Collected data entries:
......

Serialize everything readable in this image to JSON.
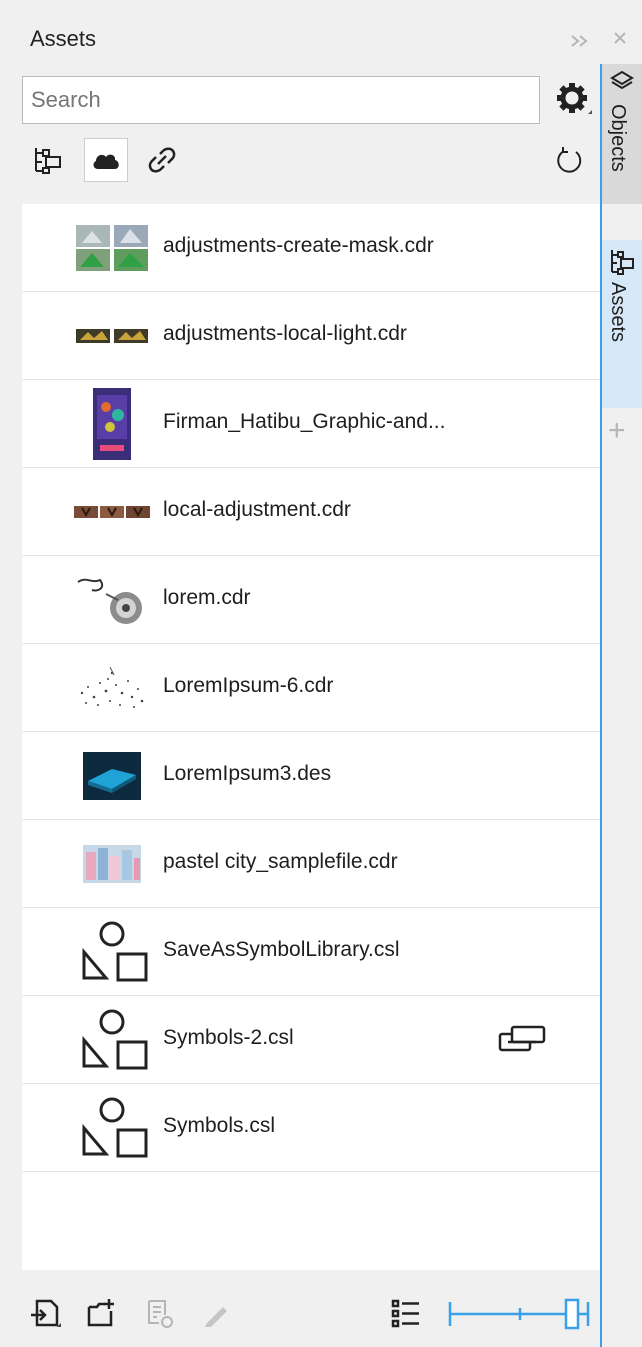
{
  "window": {
    "title": "Assets",
    "expand_icon": "double-chevron-right-icon",
    "close_icon": "close-icon"
  },
  "search": {
    "placeholder": "Search",
    "value": ""
  },
  "toolbar": {
    "icons": [
      "tree-view-icon",
      "cloud-icon",
      "link-icon",
      "refresh-icon",
      "gear-icon"
    ],
    "active": "cloud-icon"
  },
  "assets": [
    {
      "name": "adjustments-create-mask.cdr",
      "thumb": "image-grid-thumbnail"
    },
    {
      "name": "adjustments-local-light.cdr",
      "thumb": "image-pair-thumbnail"
    },
    {
      "name": "Firman_Hatibu_Graphic-and...",
      "thumb": "poster-thumbnail"
    },
    {
      "name": "local-adjustment.cdr",
      "thumb": "image-strip-thumbnail"
    },
    {
      "name": "lorem.cdr",
      "thumb": "sketch-thumbnail"
    },
    {
      "name": "LoremIpsum-6.cdr",
      "thumb": "scatter-thumbnail"
    },
    {
      "name": "LoremIpsum3.des",
      "thumb": "blue-render-thumbnail"
    },
    {
      "name": "pastel city_samplefile.cdr",
      "thumb": "pastel-city-thumbnail"
    },
    {
      "name": "SaveAsSymbolLibrary.csl",
      "thumb": "symbol-library-icon"
    },
    {
      "name": "Symbols-2.csl",
      "thumb": "symbol-library-icon",
      "linked": true
    },
    {
      "name": "Symbols.csl",
      "thumb": "symbol-library-icon"
    }
  ],
  "bottom": {
    "icons": [
      "import-icon",
      "new-library-icon",
      "properties-icon",
      "edit-icon",
      "list-view-icon"
    ],
    "thumbnail_size": 0.85
  },
  "side_tabs": [
    {
      "label": "Objects",
      "icon": "layers-icon"
    },
    {
      "label": "Assets",
      "icon": "tree-view-icon",
      "active": true
    }
  ],
  "colors": {
    "accent": "#3aa0e8",
    "active_tab": "#d6e8f8"
  }
}
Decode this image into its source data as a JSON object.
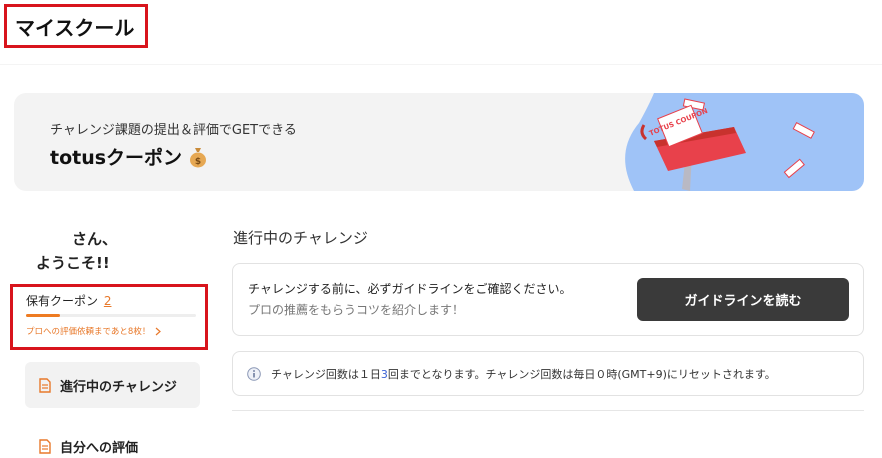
{
  "page": {
    "title": "マイスクール"
  },
  "banner": {
    "subtitle": "チャレンジ課題の提出＆評価でGETできる",
    "title": "totusクーポン",
    "icon": "moneybag-icon",
    "coupon_art_text": "TOTUS COUPON",
    "background": "#f3f3f3",
    "art_color": "#9fc3f7",
    "mailbox_color": "#e8414b"
  },
  "greeting": {
    "name": "さん、",
    "welcome": "ようこそ!!"
  },
  "coupon": {
    "label": "保有クーポン",
    "count": "2",
    "progress_fraction": 0.2,
    "note": "プロへの評価依頼まであと8枚！",
    "note_icon": "chevron-right-icon",
    "accent": "#e8792b"
  },
  "sidebar": {
    "items": [
      {
        "label": "進行中のチャレンジ",
        "icon": "document-icon",
        "active": true
      },
      {
        "label": "自分への評価",
        "icon": "document-icon",
        "active": false
      }
    ]
  },
  "main": {
    "section_title": "進行中のチャレンジ",
    "guide": {
      "line1": "チャレンジする前に、必ずガイドラインをご確認ください。",
      "line2": "プロの推薦をもらうコツを紹介します！",
      "button_label": "ガイドラインを読む"
    },
    "info": {
      "icon": "info-icon",
      "text_before": "チャレンジ回数は１日",
      "count": "3",
      "text_after": "回までとなります。チャレンジ回数は毎日０時(GMT+9)にリセットされます。"
    }
  }
}
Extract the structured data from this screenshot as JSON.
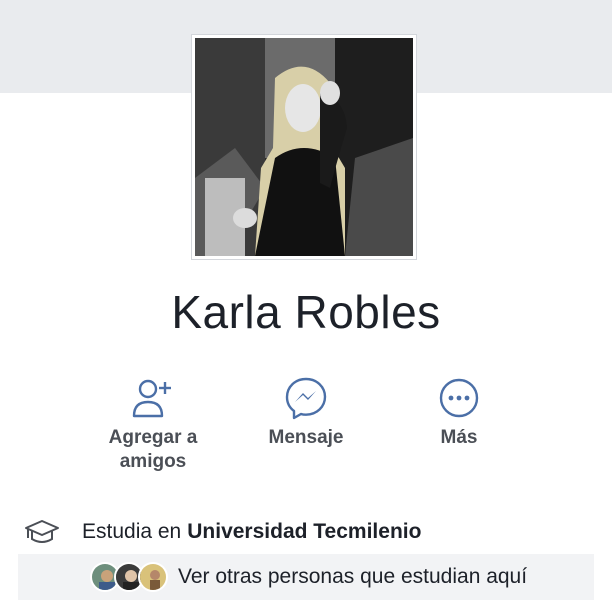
{
  "profile": {
    "name": "Karla Robles",
    "photo_icon": "profile-photo"
  },
  "actions": [
    {
      "label_line1": "Agregar a",
      "label_line2": "amigos",
      "icon": "add-friend-icon"
    },
    {
      "label": "Mensaje",
      "icon": "messenger-icon"
    },
    {
      "label": "Más",
      "icon": "more-icon"
    }
  ],
  "education": {
    "icon": "graduation-cap-icon",
    "prefix": "Estudia en",
    "school": "Universidad Tecmilenio",
    "see_others": "Ver otras personas que estudian aquí"
  },
  "colors": {
    "cover": "#e9ebee",
    "text": "#1d2129",
    "secondary": "#4b4f56",
    "icon_blue": "#4b6fa7",
    "row_bg": "#f2f3f5"
  }
}
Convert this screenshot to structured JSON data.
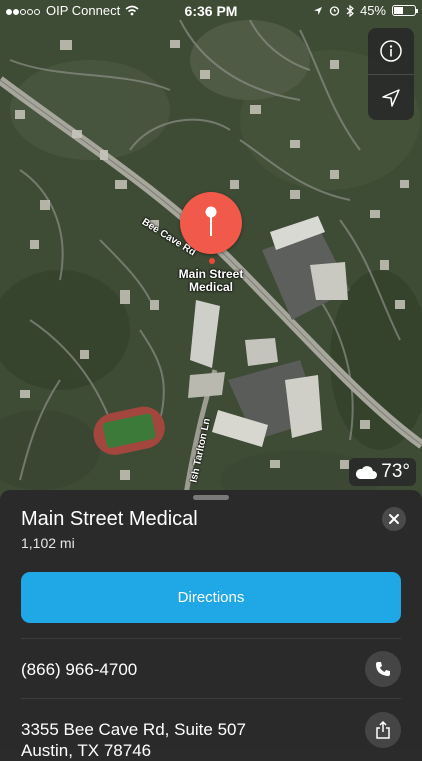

......

# Your task:
In the entries above, find every line holding the word "pastel" and copy it out.

# Worked answer:
      "name": "pastel city_samplefile.cdr",
      "thumb": "pastel-city-thumbnail"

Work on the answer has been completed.